* _Given text_
┄┄┄┄┄┄┄┄┄┄

Netgate Discussion Forum
    • Categories
    • Recent
    • Tags
    • Popular
    • Users
    • Search
    • Register
    • Login

    Panic booting 2.6.0 on Jetway NF692G6-420

    Scheduled Pinned Locked Moved Hardware
    13 Posts 4 Posters 1.5k Views
    Loading More Posts
    • Oldest to Newest
    • Newest to Oldest
    • Most Votes
    Reply
    • Reply as topic
    Log in to reply
    This topic has been deleted. Only users with topic management privileges can see it.
    • C
      chrullrich
      last edited by

      "The NF692G6-420 motherboard features the Intel Apollo Lake Pentium N4200 quad core processor and six Gigabit Ethernet LAN Ports [...]".

      The upgrade from 2.5.2 to 2.6.0 went fine until it failed to return from the automatic reboot. When I restarted it by hand, it ran into a kernel panic:

      Configuring loopback interface...done.
      Configuring LAGG interfaces...done.
      Configuring VLAN interfaces...done.
      Configuring WAN interface...done.
      Configuring LAN interface...done.
      Configuring SYNC interface...done.
      Configuring CARP settings...done.
      MCA: Bank 0, Status 0xb200000010000400
      MCA: Global Cap 0x0000000000000c07, Status 0x0000000000000004
      MCA: Vendor "GenuineIntel", ID 0x506c9, APIC ID 4
      MCA: CPU 2 UNCOR PCC internal timer error
      timeout stopping cpus
      panic: Unrecoverable machine check exception
      cpuid = 2
      time = 1645961035
      KDB: enter: panic
      [ thread pid 24487 tid 100543 ]
      Stopped at      kdb_enter+0x37: movq    $0,0x28f4676(%rip)

┄┄┄┄┄┄┄┄┄┄

* _What needs to be done_
In the forum thread, which version was upgraded to 2.6.0? This data was gathered from a different source than the forum thread.

[Structured page parsing data]

┄┄┄┄┄┄┄┄┄┄

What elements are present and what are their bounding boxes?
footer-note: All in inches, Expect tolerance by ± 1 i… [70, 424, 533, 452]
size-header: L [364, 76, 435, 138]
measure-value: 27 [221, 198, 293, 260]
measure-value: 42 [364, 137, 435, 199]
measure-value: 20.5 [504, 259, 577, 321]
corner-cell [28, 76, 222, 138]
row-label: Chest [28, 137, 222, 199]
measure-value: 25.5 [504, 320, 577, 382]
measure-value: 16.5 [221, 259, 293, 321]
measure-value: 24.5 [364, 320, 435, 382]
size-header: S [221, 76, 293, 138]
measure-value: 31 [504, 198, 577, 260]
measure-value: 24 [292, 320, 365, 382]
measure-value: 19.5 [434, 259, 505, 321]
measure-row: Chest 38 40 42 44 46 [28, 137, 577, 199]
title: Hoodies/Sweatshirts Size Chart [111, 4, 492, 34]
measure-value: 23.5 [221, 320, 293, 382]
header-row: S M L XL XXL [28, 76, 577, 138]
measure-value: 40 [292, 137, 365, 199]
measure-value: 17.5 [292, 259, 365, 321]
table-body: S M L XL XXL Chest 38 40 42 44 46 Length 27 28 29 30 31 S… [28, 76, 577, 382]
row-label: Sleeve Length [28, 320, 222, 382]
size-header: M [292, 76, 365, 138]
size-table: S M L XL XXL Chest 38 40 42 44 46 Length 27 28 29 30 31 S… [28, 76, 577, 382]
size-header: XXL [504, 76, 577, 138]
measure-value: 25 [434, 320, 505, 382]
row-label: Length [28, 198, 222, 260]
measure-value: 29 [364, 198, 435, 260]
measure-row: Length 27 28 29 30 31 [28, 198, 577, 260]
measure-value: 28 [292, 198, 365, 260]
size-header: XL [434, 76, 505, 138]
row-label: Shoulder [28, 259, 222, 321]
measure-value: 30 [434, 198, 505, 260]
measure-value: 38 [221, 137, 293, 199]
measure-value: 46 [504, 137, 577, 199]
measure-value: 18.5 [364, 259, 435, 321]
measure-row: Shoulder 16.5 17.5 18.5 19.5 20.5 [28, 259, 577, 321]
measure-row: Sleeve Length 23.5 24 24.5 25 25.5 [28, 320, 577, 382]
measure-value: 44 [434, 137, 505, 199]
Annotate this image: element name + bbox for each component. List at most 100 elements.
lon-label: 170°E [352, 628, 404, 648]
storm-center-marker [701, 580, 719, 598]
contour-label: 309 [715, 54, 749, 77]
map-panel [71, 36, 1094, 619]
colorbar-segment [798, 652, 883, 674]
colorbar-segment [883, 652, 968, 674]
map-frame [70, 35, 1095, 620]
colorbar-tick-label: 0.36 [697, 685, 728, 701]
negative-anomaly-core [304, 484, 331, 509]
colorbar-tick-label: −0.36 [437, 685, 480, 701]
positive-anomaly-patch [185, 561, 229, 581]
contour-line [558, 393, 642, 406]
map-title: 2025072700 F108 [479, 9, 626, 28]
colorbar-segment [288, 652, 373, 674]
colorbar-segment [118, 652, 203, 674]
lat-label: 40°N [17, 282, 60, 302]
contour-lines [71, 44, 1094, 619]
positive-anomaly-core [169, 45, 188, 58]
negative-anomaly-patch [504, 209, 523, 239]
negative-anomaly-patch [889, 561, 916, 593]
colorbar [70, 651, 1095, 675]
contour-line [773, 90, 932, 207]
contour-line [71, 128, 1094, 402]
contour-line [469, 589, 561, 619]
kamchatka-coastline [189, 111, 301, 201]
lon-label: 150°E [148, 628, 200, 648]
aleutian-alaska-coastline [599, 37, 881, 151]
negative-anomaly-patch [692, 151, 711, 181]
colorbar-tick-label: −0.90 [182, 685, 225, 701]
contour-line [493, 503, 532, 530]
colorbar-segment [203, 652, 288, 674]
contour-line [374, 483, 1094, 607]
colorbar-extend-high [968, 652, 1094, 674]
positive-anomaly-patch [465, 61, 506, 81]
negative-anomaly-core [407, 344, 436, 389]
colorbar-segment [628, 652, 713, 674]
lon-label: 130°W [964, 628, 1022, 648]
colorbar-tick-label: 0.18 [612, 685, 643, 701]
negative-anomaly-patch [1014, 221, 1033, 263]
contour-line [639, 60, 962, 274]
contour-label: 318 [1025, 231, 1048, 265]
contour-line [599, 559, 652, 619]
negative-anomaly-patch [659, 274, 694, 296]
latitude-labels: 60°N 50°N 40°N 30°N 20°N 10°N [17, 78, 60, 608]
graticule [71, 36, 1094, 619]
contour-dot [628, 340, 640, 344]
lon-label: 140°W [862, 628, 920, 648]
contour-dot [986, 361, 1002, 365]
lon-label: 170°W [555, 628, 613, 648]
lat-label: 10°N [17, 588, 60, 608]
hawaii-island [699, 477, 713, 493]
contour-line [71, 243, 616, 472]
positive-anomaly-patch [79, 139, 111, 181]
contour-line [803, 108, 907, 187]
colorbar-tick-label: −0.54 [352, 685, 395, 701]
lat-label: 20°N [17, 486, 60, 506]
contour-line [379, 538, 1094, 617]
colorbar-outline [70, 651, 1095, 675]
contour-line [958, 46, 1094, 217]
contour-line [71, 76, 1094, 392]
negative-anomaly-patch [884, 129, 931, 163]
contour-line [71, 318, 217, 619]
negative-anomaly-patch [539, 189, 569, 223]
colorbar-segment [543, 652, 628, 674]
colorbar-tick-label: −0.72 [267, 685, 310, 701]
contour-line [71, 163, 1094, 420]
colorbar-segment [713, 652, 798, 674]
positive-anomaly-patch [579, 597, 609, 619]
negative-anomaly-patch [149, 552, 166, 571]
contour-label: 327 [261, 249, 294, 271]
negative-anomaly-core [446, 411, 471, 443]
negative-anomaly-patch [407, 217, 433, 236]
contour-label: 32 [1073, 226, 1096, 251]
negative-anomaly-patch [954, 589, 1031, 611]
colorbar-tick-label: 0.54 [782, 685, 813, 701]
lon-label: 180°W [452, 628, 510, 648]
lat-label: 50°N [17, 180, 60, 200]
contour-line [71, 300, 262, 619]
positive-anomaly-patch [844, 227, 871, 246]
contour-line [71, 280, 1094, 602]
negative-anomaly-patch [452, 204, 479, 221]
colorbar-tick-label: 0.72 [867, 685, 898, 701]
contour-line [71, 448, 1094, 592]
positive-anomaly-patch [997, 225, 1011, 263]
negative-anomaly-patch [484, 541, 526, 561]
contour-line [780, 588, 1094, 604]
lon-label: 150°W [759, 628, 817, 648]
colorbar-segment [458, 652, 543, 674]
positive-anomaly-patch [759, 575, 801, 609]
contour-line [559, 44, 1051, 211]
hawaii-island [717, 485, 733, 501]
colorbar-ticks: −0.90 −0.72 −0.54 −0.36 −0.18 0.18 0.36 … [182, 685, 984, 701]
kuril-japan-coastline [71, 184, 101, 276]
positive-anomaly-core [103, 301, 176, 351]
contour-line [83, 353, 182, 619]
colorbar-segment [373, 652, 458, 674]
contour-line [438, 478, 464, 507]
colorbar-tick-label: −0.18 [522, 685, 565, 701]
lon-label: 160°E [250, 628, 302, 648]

┄┄┄┄┄┄┄┄┄┄

* _Exercise output_
2.5.2